Task brief | From the listing that follows, output everything exactly except the pictures.

Record excerpts |

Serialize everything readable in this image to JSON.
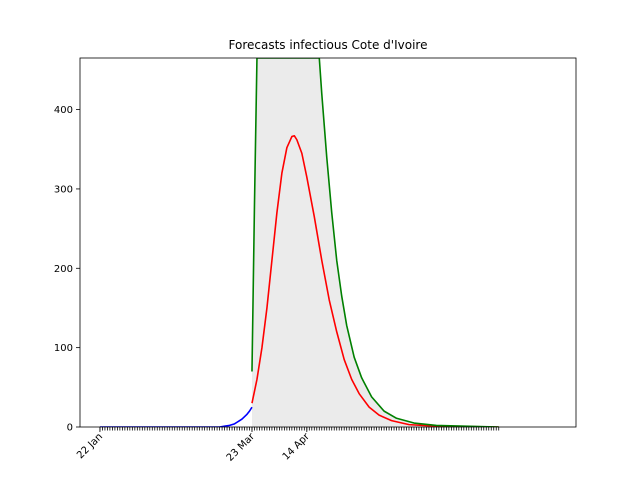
{
  "chart_data": {
    "type": "line",
    "title": "Forecasts infectious Cote d'Ivoire",
    "xlabel": "",
    "ylabel": "",
    "x_ticks": [
      {
        "label": "22 Jan",
        "date": "2020-01-22"
      },
      {
        "label": "23 Mar",
        "date": "2020-03-23"
      },
      {
        "label": "14 Apr",
        "date": "2020-04-14"
      }
    ],
    "xlim": [
      "2020-01-14",
      "2020-07-31"
    ],
    "ylim": [
      0,
      465
    ],
    "y_ticks": [
      0,
      100,
      200,
      300,
      400
    ],
    "grid": false,
    "legend": "none",
    "series": [
      {
        "color": "#0000ff",
        "style": "observed",
        "points": [
          [
            "2020-01-22",
            0
          ],
          [
            "2020-02-15",
            0
          ],
          [
            "2020-03-01",
            0
          ],
          [
            "2020-03-10",
            0
          ],
          [
            "2020-03-12",
            1
          ],
          [
            "2020-03-14",
            2
          ],
          [
            "2020-03-16",
            4
          ],
          [
            "2020-03-17",
            6
          ],
          [
            "2020-03-18",
            8
          ],
          [
            "2020-03-19",
            10
          ],
          [
            "2020-03-20",
            13
          ],
          [
            "2020-03-21",
            16
          ],
          [
            "2020-03-22",
            20
          ],
          [
            "2020-03-23",
            25
          ]
        ]
      },
      {
        "color": "#ff0000",
        "style": "forecast",
        "points": [
          [
            "2020-03-23",
            30
          ],
          [
            "2020-03-25",
            60
          ],
          [
            "2020-03-27",
            100
          ],
          [
            "2020-03-29",
            150
          ],
          [
            "2020-03-31",
            210
          ],
          [
            "2020-04-02",
            270
          ],
          [
            "2020-04-04",
            320
          ],
          [
            "2020-04-06",
            352
          ],
          [
            "2020-04-08",
            366
          ],
          [
            "2020-04-09",
            367
          ],
          [
            "2020-04-10",
            362
          ],
          [
            "2020-04-12",
            345
          ],
          [
            "2020-04-14",
            315
          ],
          [
            "2020-04-17",
            265
          ],
          [
            "2020-04-20",
            210
          ],
          [
            "2020-04-23",
            160
          ],
          [
            "2020-04-26",
            120
          ],
          [
            "2020-04-29",
            85
          ],
          [
            "2020-05-02",
            60
          ],
          [
            "2020-05-05",
            42
          ],
          [
            "2020-05-09",
            25
          ],
          [
            "2020-05-13",
            15
          ],
          [
            "2020-05-18",
            8
          ],
          [
            "2020-05-25",
            3
          ],
          [
            "2020-06-05",
            1
          ],
          [
            "2020-06-30",
            0
          ]
        ]
      },
      {
        "color": "#008000",
        "style": "upper bound",
        "points": [
          [
            "2020-03-23",
            70
          ],
          [
            "2020-03-24",
            280
          ],
          [
            "2020-03-25",
            465
          ],
          [
            "2020-04-19",
            465
          ],
          [
            "2020-04-20",
            420
          ],
          [
            "2020-04-22",
            340
          ],
          [
            "2020-04-24",
            270
          ],
          [
            "2020-04-26",
            210
          ],
          [
            "2020-04-28",
            165
          ],
          [
            "2020-04-30",
            128
          ],
          [
            "2020-05-03",
            88
          ],
          [
            "2020-05-06",
            62
          ],
          [
            "2020-05-10",
            38
          ],
          [
            "2020-05-15",
            20
          ],
          [
            "2020-05-20",
            11
          ],
          [
            "2020-05-27",
            5
          ],
          [
            "2020-06-05",
            2
          ],
          [
            "2020-06-30",
            0
          ]
        ]
      }
    ],
    "band": {
      "color": "#ebebeb",
      "from": "2020-03-23",
      "to": "2020-06-30",
      "lower": 0,
      "upper_series": 2
    }
  }
}
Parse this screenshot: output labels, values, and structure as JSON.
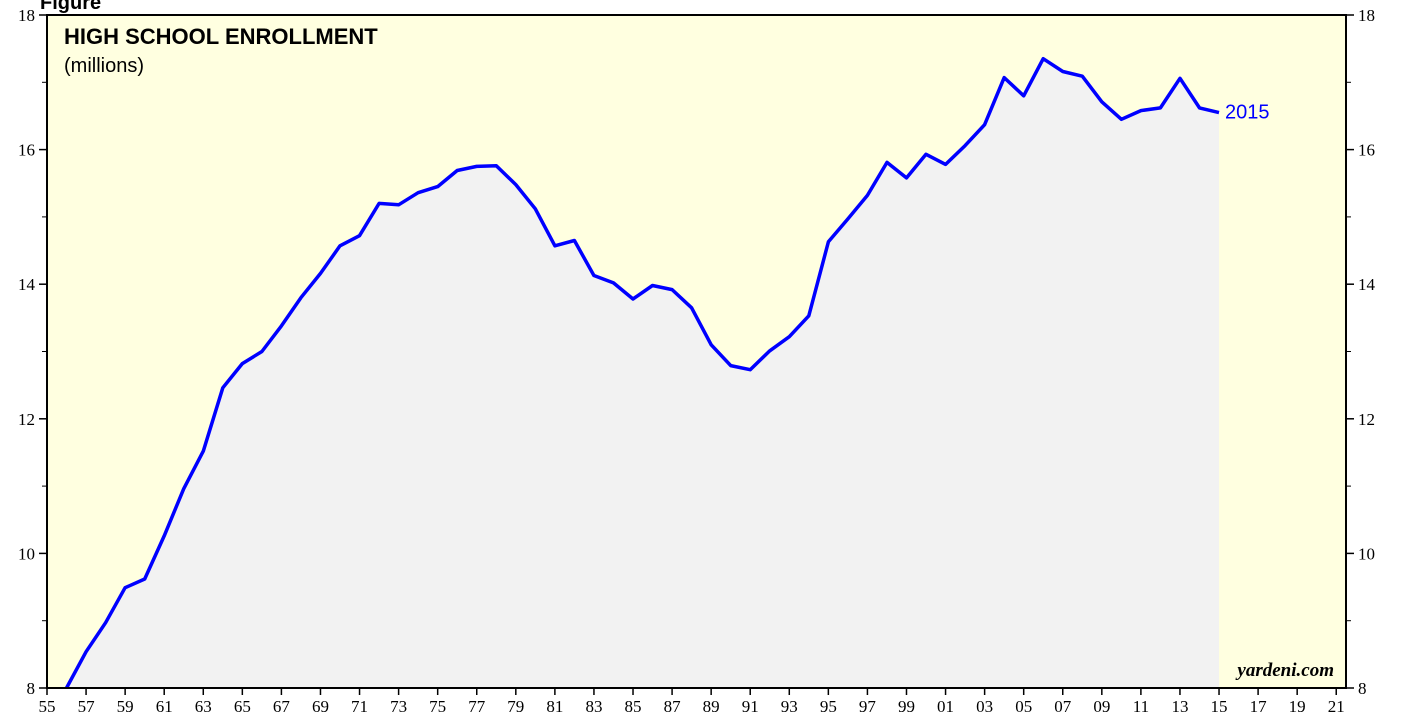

Answer to this exercise |
Serialize everything readable in this image to JSON.
{
  "chart_data": {
    "type": "line",
    "title": "Forecasts infectious Cote d'Ivoire",
    "xlabel": "",
    "ylabel": "",
    "x_ticks": [
      {
        "label": "22 Jan",
        "date": "2020-01-22"
      },
      {
        "label": "23 Mar",
        "date": "2020-03-23"
      },
      {
        "label": "14 Apr",
        "date": "2020-04-14"
      }
    ],
    "xlim": [
      "2020-01-14",
      "2020-07-31"
    ],
    "ylim": [
      0,
      465
    ],
    "y_ticks": [
      0,
      100,
      200,
      300,
      400
    ],
    "grid": false,
    "legend": "none",
    "series": [
      {
        "color": "#0000ff",
        "style": "observed",
        "points": [
          [
            "2020-01-22",
            0
          ],
          [
            "2020-02-15",
            0
          ],
          [
            "2020-03-01",
            0
          ],
          [
            "2020-03-10",
            0
          ],
          [
            "2020-03-12",
            1
          ],
          [
            "2020-03-14",
            2
          ],
          [
            "2020-03-16",
            4
          ],
          [
            "2020-03-17",
            6
          ],
          [
            "2020-03-18",
            8
          ],
          [
            "2020-03-19",
            10
          ],
          [
            "2020-03-20",
            13
          ],
          [
            "2020-03-21",
            16
          ],
          [
            "2020-03-22",
            20
          ],
          [
            "2020-03-23",
            25
          ]
        ]
      },
      {
        "color": "#ff0000",
        "style": "forecast",
        "points": [
          [
            "2020-03-23",
            30
          ],
          [
            "2020-03-25",
            60
          ],
          [
            "2020-03-27",
            100
          ],
          [
            "2020-03-29",
            150
          ],
          [
            "2020-03-31",
            210
          ],
          [
            "2020-04-02",
            270
          ],
          [
            "2020-04-04",
            320
          ],
          [
            "2020-04-06",
            352
          ],
          [
            "2020-04-08",
            366
          ],
          [
            "2020-04-09",
            367
          ],
          [
            "2020-04-10",
            362
          ],
          [
            "2020-04-12",
            345
          ],
          [
            "2020-04-14",
            315
          ],
          [
            "2020-04-17",
            265
          ],
          [
            "2020-04-20",
            210
          ],
          [
            "2020-04-23",
            160
          ],
          [
            "2020-04-26",
            120
          ],
          [
            "2020-04-29",
            85
          ],
          [
            "2020-05-02",
            60
          ],
          [
            "2020-05-05",
            42
          ],
          [
            "2020-05-09",
            25
          ],
          [
            "2020-05-13",
            15
          ],
          [
            "2020-05-18",
            8
          ],
          [
            "2020-05-25",
            3
          ],
          [
            "2020-06-05",
            1
          ],
          [
            "2020-06-30",
            0
          ]
        ]
      },
      {
        "color": "#008000",
        "style": "upper bound",
        "points": [
          [
            "2020-03-23",
            70
          ],
          [
            "2020-03-24",
            280
          ],
          [
            "2020-03-25",
            465
          ],
          [
            "2020-04-19",
            465
          ],
          [
            "2020-04-20",
            420
          ],
          [
            "2020-04-22",
            340
          ],
          [
            "2020-04-24",
            270
          ],
          [
            "2020-04-26",
            210
          ],
          [
            "2020-04-28",
            165
          ],
          [
            "2020-04-30",
            128
          ],
          [
            "2020-05-03",
            88
          ],
          [
            "2020-05-06",
            62
          ],
          [
            "2020-05-10",
            38
          ],
          [
            "2020-05-15",
            20
          ],
          [
            "2020-05-20",
            11
          ],
          [
            "2020-05-27",
            5
          ],
          [
            "2020-06-05",
            2
          ],
          [
            "2020-06-30",
            0
          ]
        ]
      }
    ],
    "band": {
      "color": "#ebebeb",
      "from": "2020-03-23",
      "to": "2020-06-30",
      "lower": 0,
      "upper_series": 2
    }
  }
}
Parse this screenshot: output labels, values, and structure as JSON.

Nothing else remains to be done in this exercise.